[Saved entries]
..........

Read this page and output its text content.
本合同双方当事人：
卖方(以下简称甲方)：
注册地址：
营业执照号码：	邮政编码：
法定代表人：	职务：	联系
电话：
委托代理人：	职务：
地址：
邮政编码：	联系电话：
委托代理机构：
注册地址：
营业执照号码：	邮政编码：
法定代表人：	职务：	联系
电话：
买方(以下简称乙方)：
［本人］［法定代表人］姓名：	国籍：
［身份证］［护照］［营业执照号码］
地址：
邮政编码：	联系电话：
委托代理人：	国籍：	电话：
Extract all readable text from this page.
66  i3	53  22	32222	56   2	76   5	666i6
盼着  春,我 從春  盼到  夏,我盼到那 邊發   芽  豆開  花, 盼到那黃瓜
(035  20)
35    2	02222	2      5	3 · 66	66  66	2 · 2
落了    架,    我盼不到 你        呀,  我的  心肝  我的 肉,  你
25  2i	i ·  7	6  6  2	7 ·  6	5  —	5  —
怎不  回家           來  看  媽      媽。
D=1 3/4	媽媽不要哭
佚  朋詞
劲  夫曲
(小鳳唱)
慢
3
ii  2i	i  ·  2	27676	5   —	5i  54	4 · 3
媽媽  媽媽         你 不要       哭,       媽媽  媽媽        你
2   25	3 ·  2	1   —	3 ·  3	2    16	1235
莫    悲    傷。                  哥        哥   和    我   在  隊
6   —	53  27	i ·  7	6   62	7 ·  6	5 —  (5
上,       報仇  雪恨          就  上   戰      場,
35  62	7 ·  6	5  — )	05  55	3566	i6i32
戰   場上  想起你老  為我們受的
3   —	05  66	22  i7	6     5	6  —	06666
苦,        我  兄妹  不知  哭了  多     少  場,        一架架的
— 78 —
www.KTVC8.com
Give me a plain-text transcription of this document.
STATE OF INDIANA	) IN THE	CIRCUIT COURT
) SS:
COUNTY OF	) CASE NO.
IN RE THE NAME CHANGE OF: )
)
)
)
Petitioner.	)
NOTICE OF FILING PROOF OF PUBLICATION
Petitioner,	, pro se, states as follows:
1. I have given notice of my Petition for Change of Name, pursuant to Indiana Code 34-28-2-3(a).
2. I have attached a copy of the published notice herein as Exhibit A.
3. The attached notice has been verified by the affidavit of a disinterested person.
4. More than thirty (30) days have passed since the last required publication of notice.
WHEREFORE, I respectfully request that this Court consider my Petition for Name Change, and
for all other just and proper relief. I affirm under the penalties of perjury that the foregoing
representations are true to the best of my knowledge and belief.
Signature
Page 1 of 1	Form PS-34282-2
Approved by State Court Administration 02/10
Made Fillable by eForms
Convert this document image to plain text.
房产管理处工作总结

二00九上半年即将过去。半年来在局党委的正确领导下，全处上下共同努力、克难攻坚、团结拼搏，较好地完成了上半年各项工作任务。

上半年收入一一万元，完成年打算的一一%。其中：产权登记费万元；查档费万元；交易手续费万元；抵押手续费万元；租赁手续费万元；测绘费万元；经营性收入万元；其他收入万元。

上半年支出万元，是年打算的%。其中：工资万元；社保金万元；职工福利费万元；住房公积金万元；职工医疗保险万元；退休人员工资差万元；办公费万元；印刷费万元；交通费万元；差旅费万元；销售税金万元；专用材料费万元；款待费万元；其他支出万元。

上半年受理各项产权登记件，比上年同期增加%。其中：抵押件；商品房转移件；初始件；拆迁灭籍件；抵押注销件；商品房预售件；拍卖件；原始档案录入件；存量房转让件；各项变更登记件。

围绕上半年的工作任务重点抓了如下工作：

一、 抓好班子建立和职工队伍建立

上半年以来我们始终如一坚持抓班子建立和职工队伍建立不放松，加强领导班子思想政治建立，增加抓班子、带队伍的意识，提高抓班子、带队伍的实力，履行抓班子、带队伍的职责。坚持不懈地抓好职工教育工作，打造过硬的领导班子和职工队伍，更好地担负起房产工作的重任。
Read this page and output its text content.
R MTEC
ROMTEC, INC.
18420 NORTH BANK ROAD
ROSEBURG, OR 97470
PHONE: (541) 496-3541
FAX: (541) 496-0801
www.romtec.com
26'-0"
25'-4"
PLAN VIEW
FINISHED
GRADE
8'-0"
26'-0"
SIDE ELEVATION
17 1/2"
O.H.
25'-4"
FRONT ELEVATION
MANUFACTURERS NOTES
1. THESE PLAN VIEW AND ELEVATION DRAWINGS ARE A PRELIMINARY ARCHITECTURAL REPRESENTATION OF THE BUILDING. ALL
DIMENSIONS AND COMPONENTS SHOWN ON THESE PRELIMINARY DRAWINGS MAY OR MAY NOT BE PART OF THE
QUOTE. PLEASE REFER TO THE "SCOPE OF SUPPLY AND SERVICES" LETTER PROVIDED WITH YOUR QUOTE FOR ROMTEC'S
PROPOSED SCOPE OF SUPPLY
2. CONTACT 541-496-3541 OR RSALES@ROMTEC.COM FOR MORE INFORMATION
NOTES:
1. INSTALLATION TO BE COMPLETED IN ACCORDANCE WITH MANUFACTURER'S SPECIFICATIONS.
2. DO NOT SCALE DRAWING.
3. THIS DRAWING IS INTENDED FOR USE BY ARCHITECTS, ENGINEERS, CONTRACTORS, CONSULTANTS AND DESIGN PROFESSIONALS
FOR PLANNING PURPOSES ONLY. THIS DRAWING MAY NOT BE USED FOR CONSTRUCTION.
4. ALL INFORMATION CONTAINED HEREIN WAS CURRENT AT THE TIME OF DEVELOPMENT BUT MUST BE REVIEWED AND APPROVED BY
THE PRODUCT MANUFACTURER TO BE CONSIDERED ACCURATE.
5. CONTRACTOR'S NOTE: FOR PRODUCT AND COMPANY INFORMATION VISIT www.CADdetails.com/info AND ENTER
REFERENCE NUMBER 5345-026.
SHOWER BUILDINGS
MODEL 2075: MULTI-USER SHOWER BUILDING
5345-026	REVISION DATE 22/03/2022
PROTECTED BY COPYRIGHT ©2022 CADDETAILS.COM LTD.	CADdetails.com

..........

> _Exercise prompt_: Every line that holds the string "have" should be returned.

> _Result for this exercise_:
1. I have given notice of my Petition for Change of Name, pursuant to Indiana Code 34-28-2-3(a).
2. I have attached a copy of the published notice herein as Exhibit A.
4. More than thirty (30) days have passed since the last required publication of notice.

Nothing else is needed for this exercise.